*SET EXERCISE*
Output every entry exactly as written.

Saved data entries

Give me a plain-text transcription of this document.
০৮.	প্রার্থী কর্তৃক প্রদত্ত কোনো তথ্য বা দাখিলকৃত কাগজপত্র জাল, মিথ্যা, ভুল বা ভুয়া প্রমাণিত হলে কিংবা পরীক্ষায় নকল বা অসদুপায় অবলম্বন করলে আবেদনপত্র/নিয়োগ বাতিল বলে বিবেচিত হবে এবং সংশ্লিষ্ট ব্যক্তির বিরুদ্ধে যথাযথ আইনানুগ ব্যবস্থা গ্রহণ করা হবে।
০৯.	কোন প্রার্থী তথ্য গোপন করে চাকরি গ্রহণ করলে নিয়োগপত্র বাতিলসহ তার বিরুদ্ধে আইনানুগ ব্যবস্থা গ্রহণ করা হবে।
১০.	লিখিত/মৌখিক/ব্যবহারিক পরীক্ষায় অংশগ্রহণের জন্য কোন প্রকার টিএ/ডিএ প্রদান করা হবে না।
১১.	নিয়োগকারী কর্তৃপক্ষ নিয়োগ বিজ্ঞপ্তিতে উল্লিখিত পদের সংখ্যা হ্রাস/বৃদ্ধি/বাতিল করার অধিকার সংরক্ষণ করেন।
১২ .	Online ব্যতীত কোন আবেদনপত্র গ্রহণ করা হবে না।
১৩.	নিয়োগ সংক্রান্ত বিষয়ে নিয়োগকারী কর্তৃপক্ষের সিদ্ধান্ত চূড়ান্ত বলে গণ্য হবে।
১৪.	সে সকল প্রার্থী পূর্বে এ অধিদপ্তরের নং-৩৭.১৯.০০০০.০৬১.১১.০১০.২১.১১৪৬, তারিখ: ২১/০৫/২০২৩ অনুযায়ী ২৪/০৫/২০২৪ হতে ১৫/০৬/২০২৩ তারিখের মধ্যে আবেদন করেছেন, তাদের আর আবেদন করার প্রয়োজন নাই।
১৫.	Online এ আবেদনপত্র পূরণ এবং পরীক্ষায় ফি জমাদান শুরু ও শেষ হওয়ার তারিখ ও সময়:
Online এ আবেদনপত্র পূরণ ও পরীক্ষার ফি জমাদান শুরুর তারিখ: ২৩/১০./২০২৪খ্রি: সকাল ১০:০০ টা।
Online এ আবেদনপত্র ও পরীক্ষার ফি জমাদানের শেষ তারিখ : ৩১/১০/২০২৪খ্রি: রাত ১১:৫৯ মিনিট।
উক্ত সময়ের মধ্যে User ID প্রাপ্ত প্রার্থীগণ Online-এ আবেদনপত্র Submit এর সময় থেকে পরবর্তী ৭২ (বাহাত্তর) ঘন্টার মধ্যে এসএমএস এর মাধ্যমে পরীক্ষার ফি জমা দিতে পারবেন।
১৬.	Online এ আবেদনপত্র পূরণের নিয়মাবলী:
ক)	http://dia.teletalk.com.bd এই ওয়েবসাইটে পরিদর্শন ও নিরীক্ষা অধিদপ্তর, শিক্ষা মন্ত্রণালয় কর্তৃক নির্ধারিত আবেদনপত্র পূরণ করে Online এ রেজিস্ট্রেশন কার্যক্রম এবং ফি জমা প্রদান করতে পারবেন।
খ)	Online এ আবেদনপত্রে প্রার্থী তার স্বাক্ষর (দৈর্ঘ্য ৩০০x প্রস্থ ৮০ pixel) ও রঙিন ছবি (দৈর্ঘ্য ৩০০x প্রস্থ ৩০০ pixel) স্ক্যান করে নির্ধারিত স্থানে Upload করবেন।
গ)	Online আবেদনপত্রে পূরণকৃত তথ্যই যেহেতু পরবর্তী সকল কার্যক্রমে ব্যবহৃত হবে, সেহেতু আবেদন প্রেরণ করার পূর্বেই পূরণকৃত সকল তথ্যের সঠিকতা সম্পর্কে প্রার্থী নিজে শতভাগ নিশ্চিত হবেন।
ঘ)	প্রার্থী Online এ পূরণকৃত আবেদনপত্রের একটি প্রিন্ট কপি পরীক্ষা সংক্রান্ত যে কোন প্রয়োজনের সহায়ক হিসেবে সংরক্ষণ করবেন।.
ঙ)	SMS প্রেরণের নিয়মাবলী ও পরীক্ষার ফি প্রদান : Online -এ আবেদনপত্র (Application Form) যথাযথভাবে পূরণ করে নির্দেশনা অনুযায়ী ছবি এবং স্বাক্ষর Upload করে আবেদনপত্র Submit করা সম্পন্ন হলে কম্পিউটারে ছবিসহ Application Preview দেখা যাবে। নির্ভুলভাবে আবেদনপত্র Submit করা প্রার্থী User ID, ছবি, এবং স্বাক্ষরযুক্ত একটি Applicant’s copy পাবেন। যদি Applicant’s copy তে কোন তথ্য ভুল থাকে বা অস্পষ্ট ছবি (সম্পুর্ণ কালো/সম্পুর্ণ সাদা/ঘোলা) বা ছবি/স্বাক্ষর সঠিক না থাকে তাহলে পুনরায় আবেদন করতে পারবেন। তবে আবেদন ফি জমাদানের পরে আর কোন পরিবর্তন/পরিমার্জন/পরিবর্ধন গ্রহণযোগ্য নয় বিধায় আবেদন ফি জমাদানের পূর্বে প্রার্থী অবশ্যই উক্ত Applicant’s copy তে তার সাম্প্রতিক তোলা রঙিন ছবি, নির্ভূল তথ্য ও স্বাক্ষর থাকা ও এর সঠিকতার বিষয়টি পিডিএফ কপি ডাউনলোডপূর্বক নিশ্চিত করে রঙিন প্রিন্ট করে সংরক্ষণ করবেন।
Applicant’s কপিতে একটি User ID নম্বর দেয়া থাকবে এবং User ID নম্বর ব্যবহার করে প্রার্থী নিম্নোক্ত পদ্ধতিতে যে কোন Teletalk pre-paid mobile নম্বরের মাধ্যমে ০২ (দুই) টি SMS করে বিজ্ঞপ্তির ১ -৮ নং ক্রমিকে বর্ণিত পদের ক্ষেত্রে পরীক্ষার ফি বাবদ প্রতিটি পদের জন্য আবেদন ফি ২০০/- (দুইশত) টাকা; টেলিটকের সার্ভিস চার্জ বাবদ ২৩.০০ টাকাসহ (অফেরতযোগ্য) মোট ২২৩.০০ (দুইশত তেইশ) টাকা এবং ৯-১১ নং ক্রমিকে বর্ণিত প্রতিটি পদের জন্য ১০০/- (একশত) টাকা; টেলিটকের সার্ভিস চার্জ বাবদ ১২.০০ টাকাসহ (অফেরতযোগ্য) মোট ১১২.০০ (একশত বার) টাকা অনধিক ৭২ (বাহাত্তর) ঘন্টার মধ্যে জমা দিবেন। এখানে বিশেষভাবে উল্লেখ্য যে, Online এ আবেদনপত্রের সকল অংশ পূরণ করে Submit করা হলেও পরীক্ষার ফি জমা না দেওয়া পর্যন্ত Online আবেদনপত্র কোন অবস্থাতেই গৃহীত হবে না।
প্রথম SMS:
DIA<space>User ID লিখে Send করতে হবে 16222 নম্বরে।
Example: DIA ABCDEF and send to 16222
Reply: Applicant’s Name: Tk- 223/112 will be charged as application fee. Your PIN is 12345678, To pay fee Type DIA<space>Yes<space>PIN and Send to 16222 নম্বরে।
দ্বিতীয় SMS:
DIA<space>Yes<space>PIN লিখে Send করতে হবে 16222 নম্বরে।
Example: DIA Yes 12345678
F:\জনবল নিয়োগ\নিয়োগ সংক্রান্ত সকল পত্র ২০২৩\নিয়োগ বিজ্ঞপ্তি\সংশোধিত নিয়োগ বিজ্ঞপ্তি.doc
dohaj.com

*RESULT*
Give me a plain-text transcription of this document.
০৮.	প্রার্থী কর্তৃক প্রদত্ত কোনো তথ্য বা দাখিলকৃত কাগজপত্র জাল, মিথ্যা, ভুল বা ভুয়া প্রমাণিত হলে কিংবা পরীক্ষায় নকল বা অসদুপায় অবলম্বন করলে আবেদনপত্র/নিয়োগ বাতিল বলে বিবেচিত হবে এবং সংশ্লিষ্ট ব্যক্তির বিরুদ্ধে যথাযথ আইনানুগ ব্যবস্থা গ্রহণ করা হবে।
০৯.	কোন প্রার্থী তথ্য গোপন করে চাকরি গ্রহণ করলে নিয়োগপত্র বাতিলসহ তার বিরুদ্ধে আইনানুগ ব্যবস্থা গ্রহণ করা হবে।
১০.	লিখিত/মৌখিক/ব্যবহারিক পরীক্ষায় অংশগ্রহণের জন্য কোন প্রকার টিএ/ডিএ প্রদান করা হবে না।
১১.	নিয়োগকারী কর্তৃপক্ষ নিয়োগ বিজ্ঞপ্তিতে উল্লিখিত পদের সংখ্যা হ্রাস/বৃদ্ধি/বাতিল করার অধিকার সংরক্ষণ করেন।
১২ .	Online ব্যতীত কোন আবেদনপত্র গ্রহণ করা হবে না।
১৩.	নিয়োগ সংক্রান্ত বিষয়ে নিয়োগকারী কর্তৃপক্ষের সিদ্ধান্ত চূড়ান্ত বলে গণ্য হবে।
১৪.	সে সকল প্রার্থী পূর্বে এ অধিদপ্তরের নং-৩৭.১৯.০০০০.০৬১.১১.০১০.২১.১১৪৬, তারিখ: ২১/০৫/২০২৩ অনুযায়ী ২৪/০৫/২০২৪ হতে ১৫/০৬/২০২৩ তারিখের মধ্যে আবেদন করেছেন, তাদের আর আবেদন করার প্রয়োজন নাই।
১৫.	Online এ আবেদনপত্র পূরণ এবং পরীক্ষায় ফি জমাদান শুরু ও শেষ হওয়ার তারিখ ও সময়:
Online এ আবেদনপত্র পূরণ ও পরীক্ষার ফি জমাদান শুরুর তারিখ: ২৩/১০./২০২৪খ্রি: সকাল ১০:০০ টা।
Online এ আবেদনপত্র ও পরীক্ষার ফি জমাদানের শেষ তারিখ : ৩১/১০/২০২৪খ্রি: রাত ১১:৫৯ মিনিট।
উক্ত সময়ের মধ্যে User ID প্রাপ্ত প্রার্থীগণ Online-এ আবেদনপত্র Submit এর সময় থেকে পরবর্তী ৭২ (বাহাত্তর) ঘন্টার মধ্যে এসএমএস এর মাধ্যমে পরীক্ষার ফি জমা দিতে পারবেন।
১৬.	Online এ আবেদনপত্র পূরণের নিয়মাবলী:
ক)	http://dia.teletalk.com.bd এই ওয়েবসাইটে পরিদর্শন ও নিরীক্ষা অধিদপ্তর, শিক্ষা মন্ত্রণালয় কর্তৃক নির্ধারিত আবেদনপত্র পূরণ করে Online এ রেজিস্ট্রেশন কার্যক্রম এবং ফি জমা প্রদান করতে পারবেন।
খ)	Online এ আবেদনপত্রে প্রার্থী তার স্বাক্ষর (দৈর্ঘ্য ৩০০x প্রস্থ ৮০ pixel) ও রঙিন ছবি (দৈর্ঘ্য ৩০০x প্রস্থ ৩০০ pixel) স্ক্যান করে নির্ধারিত স্থানে Upload করবেন।
গ)	Online আবেদনপত্রে পূরণকৃত তথ্যই যেহেতু পরবর্তী সকল কার্যক্রমে ব্যবহৃত হবে, সেহেতু আবেদন প্রেরণ করার পূর্বেই পূরণকৃত সকল তথ্যের সঠিকতা সম্পর্কে প্রার্থী নিজে শতভাগ নিশ্চিত হবেন।
ঘ)	প্রার্থী Online এ পূরণকৃত আবেদনপত্রের একটি প্রিন্ট কপি পরীক্ষা সংক্রান্ত যে কোন প্রয়োজনের সহায়ক হিসেবে সংরক্ষণ করবেন।.
ঙ)	SMS প্রেরণের নিয়মাবলী ও পরীক্ষার ফি প্রদান : Online -এ আবেদনপত্র (Application Form) যথাযথভাবে পূরণ করে নির্দেশনা অনুযায়ী ছবি এবং স্বাক্ষর Upload করে আবেদনপত্র Submit করা সম্পন্ন হলে কম্পিউটারে ছবিসহ Application Preview দেখা যাবে। নির্ভুলভাবে আবেদনপত্র Submit করা প্রার্থী User ID, ছবি, এবং স্বাক্ষরযুক্ত একটি Applicant’s copy পাবেন। যদি Applicant’s copy তে কোন তথ্য ভুল থাকে বা অস্পষ্ট ছবি (সম্পুর্ণ কালো/সম্পুর্ণ সাদা/ঘোলা) বা ছবি/স্বাক্ষর সঠিক না থাকে তাহলে পুনরায় আবেদন করতে পারবেন। তবে আবেদন ফি জমাদানের পরে আর কোন পরিবর্তন/পরিমার্জন/পরিবর্ধন গ্রহণযোগ্য নয় বিধায় আবেদন ফি জমাদানের পূর্বে প্রার্থী অবশ্যই উক্ত Applicant’s copy তে তার সাম্প্রতিক তোলা রঙিন ছবি, নির্ভূল তথ্য ও স্বাক্ষর থাকা ও এর সঠিকতার বিষয়টি পিডিএফ কপি ডাউনলোডপূর্বক নিশ্চিত করে রঙিন প্রিন্ট করে সংরক্ষণ করবেন।
Applicant’s কপিতে একটি User ID নম্বর দেয়া থাকবে এবং User ID নম্বর ব্যবহার করে প্রার্থী নিম্নোক্ত পদ্ধতিতে যে কোন Teletalk pre-paid mobile নম্বরের মাধ্যমে ০২ (দুই) টি SMS করে বিজ্ঞপ্তির ১ -৮ নং ক্রমিকে বর্ণিত পদের ক্ষেত্রে পরীক্ষার ফি বাবদ প্রতিটি পদের জন্য আবেদন ফি ২০০/- (দুইশত) টাকা; টেলিটকের সার্ভিস চার্জ বাবদ ২৩.০০ টাকাসহ (অফেরতযোগ্য) মোট ২২৩.০০ (দুইশত তেইশ) টাকা এবং ৯-১১ নং ক্রমিকে বর্ণিত প্রতিটি পদের জন্য ১০০/- (একশত) টাকা; টেলিটকের সার্ভিস চার্জ বাবদ ১২.০০ টাকাসহ (অফেরতযোগ্য) মোট ১১২.০০ (একশত বার) টাকা অনধিক ৭২ (বাহাত্তর) ঘন্টার মধ্যে জমা দিবেন। এখানে বিশেষভাবে উল্লেখ্য যে, Online এ আবেদনপত্রের সকল অংশ পূরণ করে Submit করা হলেও পরীক্ষার ফি জমা না দেওয়া পর্যন্ত Online আবেদনপত্র কোন অবস্থাতেই গৃহীত হবে না।
প্রথম SMS:
DIA<space>User ID লিখে Send করতে হবে 16222 নম্বরে।
Example: DIA ABCDEF and send to 16222
Reply: Applicant’s Name: Tk- 223/112 will be charged as application fee. Your PIN is 12345678, To pay fee Type DIA<space>Yes<space>PIN and Send to 16222 নম্বরে।
দ্বিতীয় SMS:
DIA<space>Yes<space>PIN লিখে Send করতে হবে 16222 নম্বরে।
Example: DIA Yes 12345678
F:\জনবল নিয়োগ\নিয়োগ সংক্রান্ত সকল পত্র ২০২৩\নিয়োগ বিজ্ঞপ্তি\সংশোধিত নিয়োগ বিজ্ঞপ্তি.doc
dohaj.com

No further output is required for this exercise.